··· TEXTO CITADO ···
Tendências – Quanto vale ou é por quilo?

Tendências – Quanto vale ou é por quilo?

Mundo dos negócios se prepara para a realidade cada vez mais próxima da precificação do carbono em escala global
Licença para poluir ou passaporte para uma economia sustentável? Desde que começou a funcionar em 2005, a partir da ratificação do protocolo de Kyoto pela Rússia e a oficialização do regime de comércio de emissões, o mercado de carbono divide opiniões em todo o  mundo. No entanto, essa discussão vem perdendo foco à medida que a precificação das emissões de gases de efeito estufa se revela como uma tendência irreversível no mercado.
Segundo estimativas da J.P. Morgan, líder mundial em serviços financeiros, o carbono se tornará a segunda commodity mais importante do mundo até 2015. E pelo tom do debate no World Business Summit on Climate Change, encontro realizado em maio, na Dinamarca, os empresários já reconhecem essa tendência. Na ocasião, CEOs de  500 empresas  destacaram a necessidade de um acordo climático capaz de reduzir em 50% as emissões em 2050 e a fixação de um valor internacional para o carbono. As recomendações integram o documento final do encontro destinado a negociadores do governo que estabelecerão o novo período de compromisso do protocolo de Kyoto, em dezembro, na Conferência das Partes da Convenção do Clima, a ser realizada em Copenhague.
··· DADOS FORNECIDOS ···
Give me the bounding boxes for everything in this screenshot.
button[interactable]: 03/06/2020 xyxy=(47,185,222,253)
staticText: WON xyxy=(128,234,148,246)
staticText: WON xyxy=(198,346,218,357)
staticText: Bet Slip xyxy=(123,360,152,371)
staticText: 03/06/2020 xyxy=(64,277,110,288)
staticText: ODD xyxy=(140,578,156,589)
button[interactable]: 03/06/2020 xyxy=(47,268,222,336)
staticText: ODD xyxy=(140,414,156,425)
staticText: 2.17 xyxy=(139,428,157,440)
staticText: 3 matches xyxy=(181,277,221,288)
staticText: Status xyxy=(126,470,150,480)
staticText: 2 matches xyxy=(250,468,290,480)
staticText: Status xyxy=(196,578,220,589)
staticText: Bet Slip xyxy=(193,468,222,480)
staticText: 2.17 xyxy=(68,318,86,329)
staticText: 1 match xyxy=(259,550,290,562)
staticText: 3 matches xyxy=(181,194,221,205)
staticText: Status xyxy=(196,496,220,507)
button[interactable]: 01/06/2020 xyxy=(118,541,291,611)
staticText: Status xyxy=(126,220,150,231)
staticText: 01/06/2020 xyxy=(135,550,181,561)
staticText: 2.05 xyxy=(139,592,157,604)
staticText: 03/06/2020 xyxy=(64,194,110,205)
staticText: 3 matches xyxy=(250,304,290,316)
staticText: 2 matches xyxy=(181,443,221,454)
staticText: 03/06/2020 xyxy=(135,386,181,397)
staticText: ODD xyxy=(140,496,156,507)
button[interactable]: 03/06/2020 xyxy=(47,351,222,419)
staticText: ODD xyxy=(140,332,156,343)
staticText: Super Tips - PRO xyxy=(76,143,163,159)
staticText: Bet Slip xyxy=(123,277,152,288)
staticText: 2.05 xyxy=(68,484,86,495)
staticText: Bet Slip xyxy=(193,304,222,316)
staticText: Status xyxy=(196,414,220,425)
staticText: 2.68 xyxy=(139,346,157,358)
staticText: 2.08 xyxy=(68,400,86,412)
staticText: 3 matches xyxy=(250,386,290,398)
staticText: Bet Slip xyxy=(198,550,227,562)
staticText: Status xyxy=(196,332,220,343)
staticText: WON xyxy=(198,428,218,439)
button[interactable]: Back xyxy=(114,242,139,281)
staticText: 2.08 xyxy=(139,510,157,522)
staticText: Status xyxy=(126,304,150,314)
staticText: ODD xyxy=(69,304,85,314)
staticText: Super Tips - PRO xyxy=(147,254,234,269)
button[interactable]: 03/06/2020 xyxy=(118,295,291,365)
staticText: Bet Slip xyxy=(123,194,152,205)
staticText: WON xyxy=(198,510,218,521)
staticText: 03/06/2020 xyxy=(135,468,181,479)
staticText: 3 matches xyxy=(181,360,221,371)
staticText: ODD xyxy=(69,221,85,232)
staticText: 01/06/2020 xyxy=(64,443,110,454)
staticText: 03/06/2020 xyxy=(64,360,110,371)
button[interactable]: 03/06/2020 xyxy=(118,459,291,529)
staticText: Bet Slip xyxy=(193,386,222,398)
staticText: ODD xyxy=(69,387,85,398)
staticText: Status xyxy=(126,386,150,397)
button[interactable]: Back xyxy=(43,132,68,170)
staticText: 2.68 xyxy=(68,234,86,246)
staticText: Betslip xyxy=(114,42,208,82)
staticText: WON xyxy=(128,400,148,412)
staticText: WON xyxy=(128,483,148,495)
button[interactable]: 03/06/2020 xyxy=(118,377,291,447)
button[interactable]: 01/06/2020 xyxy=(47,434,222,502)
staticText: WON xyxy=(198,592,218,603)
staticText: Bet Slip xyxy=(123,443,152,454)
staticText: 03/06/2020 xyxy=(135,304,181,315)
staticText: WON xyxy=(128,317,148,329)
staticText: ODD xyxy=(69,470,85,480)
···
OBJETIVO DA TAREFA:
Responda com base no texto sobre o mercado de carbono:
(a) Em que ano o mercado de carbono começou a funcionar?
(b) Segundo estimativas da J.P. Morgan, o que o carbono se tornará até 2015?
(c) Em que país foi realizado o World Business Summit on Climate Change?

RESPOSTA:
(a) Em 2005.
(b) A segunda commodity mais importante do mundo.
(c) Na Dinamarca.